-------- EXTRACTED DATA

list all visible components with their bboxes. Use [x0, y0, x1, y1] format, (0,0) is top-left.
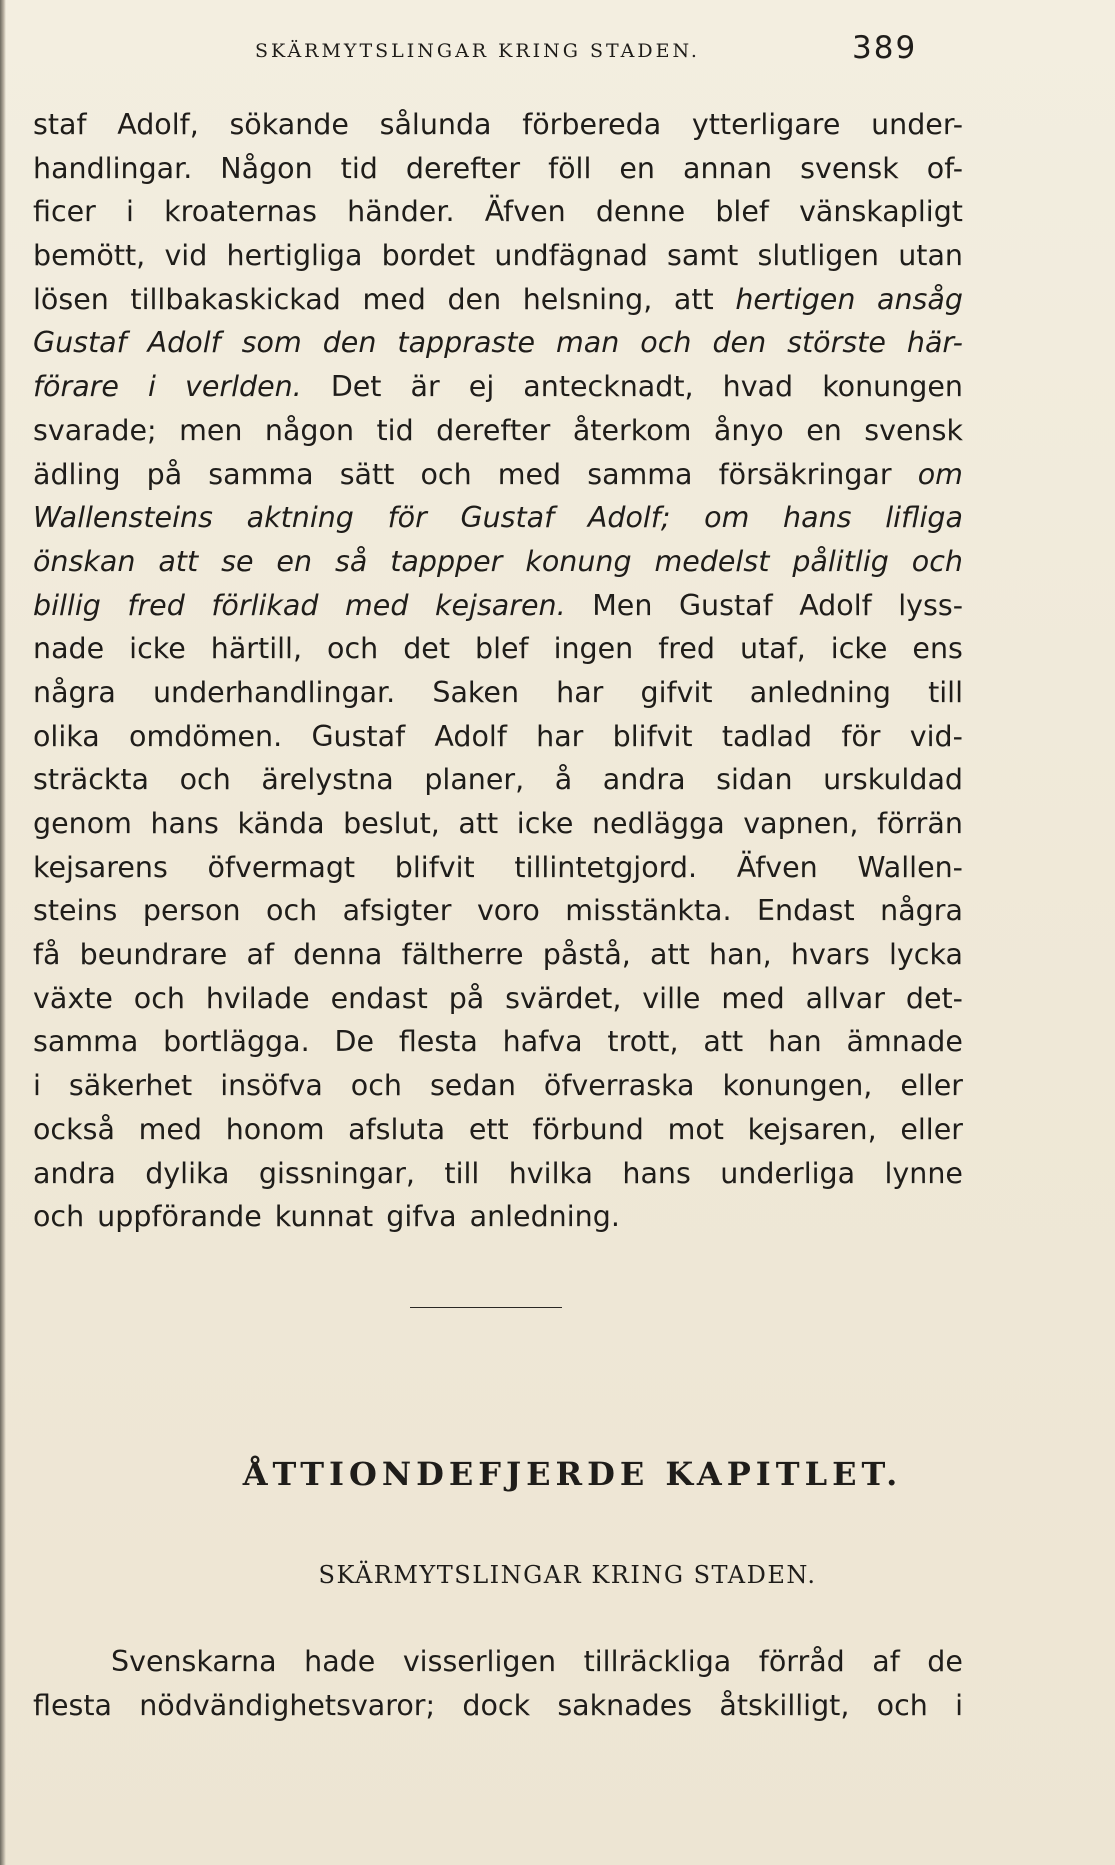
- word: misstänkta.: [565, 894, 732, 928]
- word: uppförande: [97, 1200, 262, 1234]
- page-number: 389: [852, 30, 918, 66]
- word: ansåg: [877, 282, 963, 316]
- word: beslut,: [343, 807, 440, 840]
- word: på: [146, 457, 183, 491]
- word: konungen,: [722, 1069, 873, 1103]
- word: de: [927, 1645, 963, 1678]
- word: beundrare: [79, 938, 228, 972]
- word: i: [147, 370, 156, 404]
- word: of-: [926, 151, 963, 185]
- word: och: [876, 1688, 928, 1722]
- word: Adolf: [799, 588, 872, 622]
- word: denne: [595, 195, 686, 229]
- word: och: [133, 981, 185, 1015]
- word: det-: [905, 981, 963, 1015]
- text-line: [33, 584, 963, 628]
- word: med: [362, 282, 426, 316]
- word: förbund: [532, 1112, 644, 1146]
- word: han: [768, 1025, 822, 1059]
- word: fred: [658, 632, 715, 666]
- word: blef: [715, 195, 769, 229]
- word: ärelystna: [261, 763, 394, 797]
- word: handlingar.: [33, 151, 193, 185]
- word: se: [221, 544, 254, 578]
- word: hvilka: [508, 1156, 593, 1190]
- chapter-subtitle: SKÄRMYTSLINGAR KRING STADEN.: [318, 1561, 817, 1589]
- word: Adolf;: [587, 501, 671, 535]
- word: en: [276, 544, 313, 578]
- text-line: [33, 496, 963, 540]
- word: genom: [33, 807, 132, 840]
- word: svensk: [864, 413, 963, 447]
- word: också: [33, 1112, 115, 1146]
- word: lifliga: [885, 501, 963, 535]
- word: lösen: [33, 282, 109, 316]
- word: hvad: [722, 370, 794, 404]
- text-line: [33, 190, 963, 234]
- word: i: [33, 1069, 41, 1103]
- word: och: [911, 544, 963, 578]
- word: kunnat: [274, 1200, 374, 1234]
- word: hade: [304, 1645, 376, 1678]
- word: förbereda: [522, 108, 662, 141]
- word: underliga: [720, 1156, 856, 1190]
- word: störste: [787, 326, 886, 360]
- word: Men: [592, 588, 653, 622]
- word: och: [640, 326, 692, 360]
- word: ånyo: [713, 413, 784, 447]
- word: och: [179, 763, 231, 797]
- text-line: [33, 627, 963, 671]
- word: och: [350, 1069, 402, 1103]
- word: har: [556, 675, 604, 709]
- word: öfvermagt: [207, 850, 356, 884]
- word: kejsarens: [33, 850, 168, 884]
- word: och: [420, 457, 472, 491]
- word: Endast: [757, 894, 855, 928]
- word: samma: [587, 457, 693, 491]
- running-head: SKÄRMYTSLINGAR KRING STADEN.: [255, 40, 700, 62]
- word: underhandlingar.: [152, 675, 396, 709]
- text-line: [33, 715, 963, 759]
- word: svarade;: [33, 413, 157, 447]
- text-line: [33, 365, 963, 409]
- word: tillbakaskickad: [130, 282, 341, 316]
- word: några: [33, 675, 116, 709]
- text-line: [33, 889, 963, 933]
- word: andra: [602, 763, 686, 797]
- word: afsigter: [342, 894, 452, 928]
- word: öfverraska: [543, 1069, 695, 1103]
- word: att: [703, 1025, 744, 1059]
- word: hafva: [502, 1025, 583, 1059]
- word: vänskapligt: [799, 195, 963, 229]
- word: fred: [127, 588, 185, 622]
- word: säkerhet: [68, 1069, 193, 1103]
- word: bemött,: [33, 239, 146, 273]
- word: lycka: [889, 938, 963, 972]
- word: förrän: [876, 807, 963, 840]
- text-line: [33, 977, 963, 1021]
- word: olika: [33, 719, 100, 753]
- word: urskuldad: [823, 763, 963, 797]
- word: med: [345, 588, 409, 622]
- word: den: [712, 326, 767, 360]
- word: återkom: [572, 413, 692, 447]
- word: icke: [830, 632, 888, 666]
- word: man: [555, 326, 620, 360]
- word: Äfven: [736, 850, 818, 884]
- word: och: [327, 632, 379, 666]
- word: och: [266, 894, 318, 928]
- word: förlikad: [211, 588, 319, 622]
- word: afsluta: [348, 1112, 446, 1146]
- word: vapnen,: [743, 807, 859, 840]
- word: gissningar,: [258, 1156, 415, 1190]
- word: icke: [129, 632, 186, 666]
- word: planer,: [424, 763, 525, 797]
- word: anledning.: [469, 1200, 620, 1234]
- word: att: [158, 544, 199, 578]
- word: tillräckliga: [583, 1645, 732, 1678]
- word: anledning: [749, 675, 891, 709]
- word: billig: [33, 588, 101, 622]
- word: vid: [164, 239, 208, 273]
- word: ej: [468, 370, 495, 404]
- word: mot: [667, 1112, 724, 1146]
- word: gifva: [386, 1200, 457, 1234]
- text-line: [33, 1064, 963, 1108]
- word: för: [841, 719, 881, 753]
- word: tadlad: [721, 719, 813, 753]
- word: han,: [709, 938, 772, 972]
- word: ytterligare: [691, 108, 841, 141]
- chapter-title: ÅTTIONDEFJERDE KAPITLET.: [242, 1455, 903, 1493]
- word: konungen: [822, 370, 963, 404]
- word: dylika: [145, 1156, 230, 1190]
- word: hans: [622, 1156, 691, 1190]
- word: händer.: [347, 195, 455, 229]
- word: undfägnad: [494, 239, 648, 273]
- word: om: [917, 457, 963, 491]
- word: samma: [33, 1025, 139, 1059]
- word: för: [387, 501, 427, 535]
- word: fältherre: [401, 938, 524, 972]
- word: Saken: [432, 675, 520, 709]
- word: Någon: [220, 151, 313, 185]
- word: andra: [33, 1156, 116, 1190]
- word: utaf,: [740, 632, 806, 666]
- text-line: [33, 1108, 963, 1152]
- word: derefter: [436, 413, 551, 447]
- section-divider: [410, 1307, 562, 1308]
- word: sökande: [229, 108, 349, 141]
- word: slutligen: [757, 239, 879, 273]
- word: Gustaf: [460, 501, 555, 535]
- text-line: [33, 933, 963, 977]
- word: nade: [33, 632, 105, 666]
- word: Adolf: [147, 326, 221, 360]
- word: det: [403, 632, 450, 666]
- word: blifvit: [394, 850, 475, 884]
- word: åtskilligt,: [719, 1688, 850, 1722]
- word: till: [444, 1156, 480, 1190]
- word: förare: [33, 370, 119, 404]
- word: härtill,: [210, 632, 303, 666]
- word: icke: [516, 807, 574, 840]
- word: föll: [548, 151, 592, 185]
- text-line: [33, 758, 963, 802]
- word: ämnade: [846, 1025, 963, 1059]
- word: flesta: [398, 1025, 478, 1059]
- word: blifvit: [612, 719, 693, 753]
- word: och: [33, 1200, 85, 1234]
- text-line: [33, 278, 963, 322]
- word: Adolf,: [117, 108, 199, 141]
- word: som: [241, 326, 302, 360]
- word: några: [880, 894, 963, 928]
- word: sidan: [716, 763, 793, 797]
- word: försäkringar: [718, 457, 892, 491]
- word: voro: [476, 894, 540, 928]
- word: tappraste: [397, 326, 535, 360]
- text-line: [33, 1684, 963, 1728]
- text-line: [33, 234, 963, 278]
- word: lyss-: [898, 588, 963, 622]
- word: ädling: [33, 457, 121, 491]
- word: önskan: [33, 544, 136, 578]
- word: samma: [208, 457, 314, 491]
- word: tid: [376, 413, 414, 447]
- word: i: [955, 1688, 963, 1722]
- word: växte: [33, 981, 113, 1015]
- text-line: [33, 1152, 963, 1196]
- word: kroaternas: [164, 195, 317, 229]
- word: person: [142, 894, 241, 928]
- word: sätt: [339, 457, 395, 491]
- word: medelst: [654, 544, 770, 578]
- word: få: [33, 938, 61, 972]
- word: De: [334, 1025, 374, 1059]
- word: verlden.: [184, 370, 302, 404]
- text-line: [33, 1195, 963, 1239]
- word: så: [334, 544, 368, 578]
- word: nedlägga: [591, 807, 725, 840]
- word: flesta: [33, 1688, 112, 1722]
- text-line: [33, 540, 963, 584]
- word: tappper: [390, 544, 503, 578]
- text-line: [33, 103, 963, 147]
- word: Gustaf: [678, 588, 773, 622]
- word: hertigliga: [226, 239, 363, 273]
- word: svärdet,: [505, 981, 622, 1015]
- word: om: [704, 501, 750, 535]
- word: sträckta: [33, 763, 150, 797]
- word: svensk: [800, 151, 899, 185]
- word: sedan: [429, 1069, 516, 1103]
- word: Gustaf: [311, 719, 406, 753]
- word: af: [246, 938, 274, 972]
- word: af: [872, 1645, 900, 1678]
- word: tillintetgjord.: [514, 850, 698, 884]
- word: omdömen.: [129, 719, 283, 753]
- word: en: [806, 413, 842, 447]
- word: att: [650, 938, 690, 972]
- word: kejsaren,: [747, 1112, 877, 1146]
- word: nödvändighetsvaror;: [139, 1688, 436, 1722]
- word: å: [554, 763, 573, 797]
- text-line: [33, 453, 963, 497]
- text-line: [33, 802, 963, 846]
- word: förråd: [758, 1645, 845, 1678]
- text-line: [33, 147, 963, 191]
- word: ingen: [553, 632, 634, 666]
- word: endast: [330, 981, 428, 1015]
- word: en: [619, 151, 655, 185]
- word: ens: [912, 632, 963, 666]
- word: dock: [462, 1688, 531, 1722]
- word: Wallensteins: [33, 501, 213, 535]
- word: steins: [33, 894, 118, 928]
- word: kända: [237, 807, 325, 840]
- word: trott,: [607, 1025, 679, 1059]
- word: ficer: [33, 195, 96, 229]
- word: helsning,: [522, 282, 653, 316]
- word: påstå,: [542, 938, 631, 972]
- word: allvar: [805, 981, 885, 1015]
- word: antecknadt,: [523, 370, 694, 404]
- word: hertigen: [735, 282, 856, 316]
- word: konung: [525, 544, 632, 578]
- text-line: [33, 321, 963, 365]
- word: hans: [783, 501, 852, 535]
- word: vid-: [909, 719, 963, 753]
- word: med: [497, 457, 562, 491]
- text-line: [33, 1640, 963, 1684]
- word: på: [448, 981, 485, 1015]
- word: pålitlig: [792, 544, 889, 578]
- word: hans: [150, 807, 219, 840]
- word: men: [179, 413, 243, 447]
- word: annan: [683, 151, 773, 185]
- word: är: [410, 370, 440, 404]
- word: den: [322, 326, 377, 360]
- word: lynne: [884, 1156, 963, 1190]
- word: staf: [33, 108, 87, 141]
- word: att: [458, 807, 499, 840]
- word: Wallen-: [857, 850, 963, 884]
- word: under-: [871, 108, 963, 141]
- word: Äfven: [484, 195, 566, 229]
- word: ville: [642, 981, 701, 1015]
- word: visserligen: [402, 1645, 557, 1678]
- word: tid: [340, 151, 378, 185]
- word: Det: [330, 370, 382, 404]
- word: hvilade: [205, 981, 310, 1015]
- word: Gustaf: [33, 326, 127, 360]
- text-line: [33, 846, 963, 890]
- word: den: [447, 282, 502, 316]
- word: derefter: [405, 151, 521, 185]
- word: blef: [475, 632, 529, 666]
- word: eller: [900, 1112, 963, 1146]
- word: eller: [900, 1069, 963, 1103]
- chapter-opening-paragraph: [33, 1640, 963, 1727]
- word: har: [536, 719, 584, 753]
- word: här-: [906, 326, 963, 360]
- word: med: [721, 981, 785, 1015]
- word: insöfva: [220, 1069, 323, 1103]
- word: bortlägga.: [163, 1025, 310, 1059]
- text-line: [33, 409, 963, 453]
- word: kejsaren.: [434, 588, 566, 622]
- word: med: [138, 1112, 203, 1146]
- word: hvars: [790, 938, 870, 972]
- word: gifvit: [640, 675, 713, 709]
- word: aktning: [246, 501, 354, 535]
- word: ett: [468, 1112, 509, 1146]
- word: Adolf: [434, 719, 507, 753]
- text-line: [33, 671, 963, 715]
- word: samt: [667, 239, 739, 273]
- word: honom: [225, 1112, 325, 1146]
- text-line: [33, 1020, 963, 1064]
- word: sålunda: [379, 108, 492, 141]
- word: bordet: [381, 239, 476, 273]
- word: Svenskarna: [111, 1645, 277, 1678]
- body-paragraph: [33, 103, 963, 1239]
- word: till: [928, 675, 963, 709]
- word: saknades: [557, 1688, 693, 1722]
- word: denna: [293, 938, 383, 972]
- word: i: [126, 195, 134, 229]
- word: att: [673, 282, 714, 316]
- word: någon: [264, 413, 355, 447]
- word: utan: [898, 239, 963, 273]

----------------

§ **EXERCISE DIRECTIONS**: List each line of the records that holds the string "Äfven".

§ **EXERCISE RESPONSE**:
- word: Äfven: [736, 850, 818, 884]
- word: Äfven: [484, 195, 566, 229]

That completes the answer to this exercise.